» **REQUEST**
Return the entries verbatim and drop every picture.
━━ INPUT MATERIAL
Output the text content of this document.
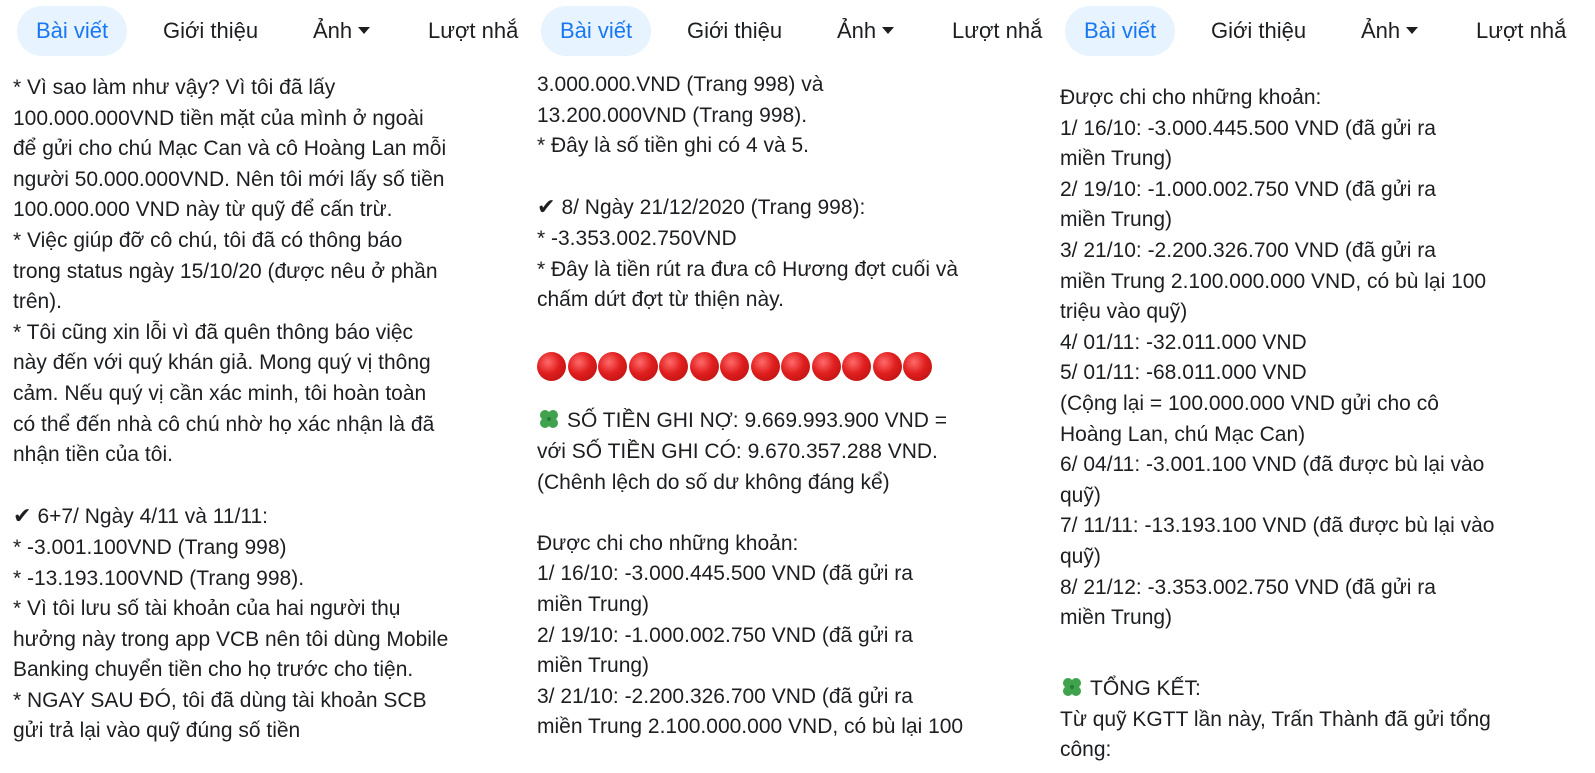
Bài viết	Giới thiệu Ảnh	Lượt nhắ
* Vì sao làm như vậy? Vì tôi đã lấy
100.000.000VND tiền mặt của mình ở ngoài
để gửi cho chú Mạc Can và cô Hoàng Lan mỗi
người 50.000.000VND. Nên tôi mới lấy số tiền
100.000.000 VND này từ quỹ để cấn trừ.
* Việc giúp đỡ cô chú, tôi đã có thông báo
trong status ngày 15/10/20 (được nêu ở phần
trên).
* Tôi cũng xin lỗi vì đã quên thông báo việc
này đến với quý khán giả. Mong quý vị thông
cảm. Nếu quý vị cần xác minh, tôi hoàn toàn
có thể đến nhà cô chú nhờ họ xác nhận là đã
nhận tiền của tôi.
✔ 6+7/ Ngày 4/11 và 11/11:
* -3.001.100VND (Trang 998)
* -13.193.100VND (Trang 998).
* Vì tôi lưu số tài khoản của hai người thụ
hưởng này trong app VCB nên tôi dùng Mobile
Banking chuyển tiền cho họ trước cho tiện.
* NGAY SAU ĐÓ, tôi đã dùng tài khoản SCB
gửi trả lại vào quỹ đúng số tiền
Bài viết	Giới thiệu Ảnh	Lượt nhắ
3.000.000.VND (Trang 998) và
13.200.000VND (Trang 998).
* Đây là số tiền ghi có 4 và 5.
✔ 8/ Ngày 21/12/2020 (Trang 998):
* -3.353.002.750VND
* Đây là tiền rút ra đưa cô Hương đợt cuối và
chấm dứt đợt từ thiện này.
SỐ TIỀN GHI NỢ: 9.669.993.900 VND =
với SỐ TIỀN GHI CÓ: 9.670.357.288 VND.
(Chênh lệch do số dư không đáng kể)
Được chi cho những khoản:
1/ 16/10: -3.000.445.500 VND (đã gửi ra
miền Trung)
2/ 19/10: -1.000.002.750 VND (đã gửi ra
miền Trung)
3/ 21/10: -2.200.326.700 VND (đã gửi ra
miền Trung 2.100.000.000 VND, có bù lại 100
Bài viết	Giới thiệu Ảnh	Lượt nhắ
Được chi cho những khoản:
1/ 16/10: -3.000.445.500 VND (đã gửi ra
miền Trung)
2/ 19/10: -1.000.002.750 VND (đã gửi ra
miền Trung)
3/ 21/10: -2.200.326.700 VND (đã gửi ra
miền Trung 2.100.000.000 VND, có bù lại 100
triệu vào quỹ)
4/ 01/11: -32.011.000 VND
5/ 01/11: -68.011.000 VND
(Cộng lại = 100.000.000 VND gửi cho cô
Hoàng Lan, chú Mạc Can)
6/ 04/11: -3.001.100 VND (đã được bù lại vào
quỹ)
7/ 11/11: -13.193.100 VND (đã được bù lại vào
quỹ)
8/ 21/12: -3.353.002.750 VND (đã gửi ra
miền Trung)
TỔNG KẾT:
Từ quỹ KGTT lần này, Trấn Thành đã gửi tổng
công:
━━━━
» **SOLUTION TO THE EXERCISE**
Output the text content of this document.
Bài viết	Giới thiệu Ảnh	Lượt nhắ
* Vì sao làm như vậy? Vì tôi đã lấy
100.000.000VND tiền mặt của mình ở ngoài
để gửi cho chú Mạc Can và cô Hoàng Lan mỗi
người 50.000.000VND. Nên tôi mới lấy số tiền
100.000.000 VND này từ quỹ để cấn trừ.
* Việc giúp đỡ cô chú, tôi đã có thông báo
trong status ngày 15/10/20 (được nêu ở phần
trên).
* Tôi cũng xin lỗi vì đã quên thông báo việc
này đến với quý khán giả. Mong quý vị thông
cảm. Nếu quý vị cần xác minh, tôi hoàn toàn
có thể đến nhà cô chú nhờ họ xác nhận là đã
nhận tiền của tôi.
✔ 6+7/ Ngày 4/11 và 11/11:
* -3.001.100VND (Trang 998)
* -13.193.100VND (Trang 998).
* Vì tôi lưu số tài khoản của hai người thụ
hưởng này trong app VCB nên tôi dùng Mobile
Banking chuyển tiền cho họ trước cho tiện.
* NGAY SAU ĐÓ, tôi đã dùng tài khoản SCB
gửi trả lại vào quỹ đúng số tiền
Bài viết	Giới thiệu Ảnh	Lượt nhắ
3.000.000.VND (Trang 998) và
13.200.000VND (Trang 998).
* Đây là số tiền ghi có 4 và 5.
✔ 8/ Ngày 21/12/2020 (Trang 998):
* -3.353.002.750VND
* Đây là tiền rút ra đưa cô Hương đợt cuối và
chấm dứt đợt từ thiện này.
SỐ TIỀN GHI NỢ: 9.669.993.900 VND =
với SỐ TIỀN GHI CÓ: 9.670.357.288 VND.
(Chênh lệch do số dư không đáng kể)
Được chi cho những khoản:
1/ 16/10: -3.000.445.500 VND (đã gửi ra
miền Trung)
2/ 19/10: -1.000.002.750 VND (đã gửi ra
miền Trung)
3/ 21/10: -2.200.326.700 VND (đã gửi ra
miền Trung 2.100.000.000 VND, có bù lại 100
Bài viết	Giới thiệu Ảnh	Lượt nhắ
Được chi cho những khoản:
1/ 16/10: -3.000.445.500 VND (đã gửi ra
miền Trung)
2/ 19/10: -1.000.002.750 VND (đã gửi ra
miền Trung)
3/ 21/10: -2.200.326.700 VND (đã gửi ra
miền Trung 2.100.000.000 VND, có bù lại 100
triệu vào quỹ)
4/ 01/11: -32.011.000 VND
5/ 01/11: -68.011.000 VND
(Cộng lại = 100.000.000 VND gửi cho cô
Hoàng Lan, chú Mạc Can)
6/ 04/11: -3.001.100 VND (đã được bù lại vào
quỹ)
7/ 11/11: -13.193.100 VND (đã được bù lại vào
quỹ)
8/ 21/12: -3.353.002.750 VND (đã gửi ra
miền Trung)
TỔNG KẾT:
Từ quỹ KGTT lần này, Trấn Thành đã gửi tổng
công:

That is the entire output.